━━ MATERIAL FOR THIS TASK

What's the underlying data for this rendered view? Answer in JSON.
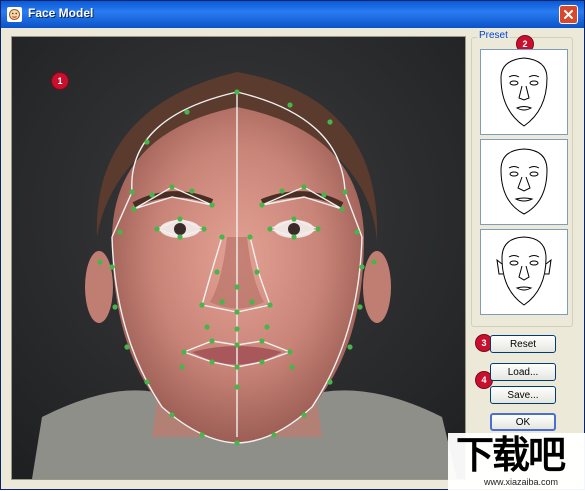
{
  "window": {
    "title": "Face Model",
    "accent": "#0a5ad6",
    "close_icon": "close-icon"
  },
  "markers": {
    "one": "1",
    "two": "2",
    "three": "3",
    "four": "4"
  },
  "presets": {
    "legend": "Preset",
    "thumbs": [
      "face-preset-1",
      "face-preset-2",
      "face-preset-3"
    ]
  },
  "buttons": {
    "reset": "Reset",
    "load": "Load...",
    "save": "Save...",
    "ok": "OK"
  },
  "watermark": {
    "text": "下载吧",
    "url": "www.xiazaiba.com"
  }
}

━━━━

◆ EXERCISE GOAL
Pictures in the records must not appear in the copy; transcribe everything else precisely.

◆ RESULT OF THE TASK
What's the underlying data for this rendered view? Answer in JSON.
{
  "window": {
    "title": "Face Model",
    "accent": "#0a5ad6",
    "close_icon": "close-icon"
  },
  "markers": {
    "one": "1",
    "two": "2",
    "three": "3",
    "four": "4"
  },
  "presets": {
    "legend": "Preset",
    "thumbs": [
      "face-preset-1",
      "face-preset-2",
      "face-preset-3"
    ]
  },
  "buttons": {
    "reset": "Reset",
    "load": "Load...",
    "save": "Save...",
    "ok": "OK"
  },
  "watermark": {
    "text": "下载吧",
    "url": "www.xiazaiba.com"
  }
}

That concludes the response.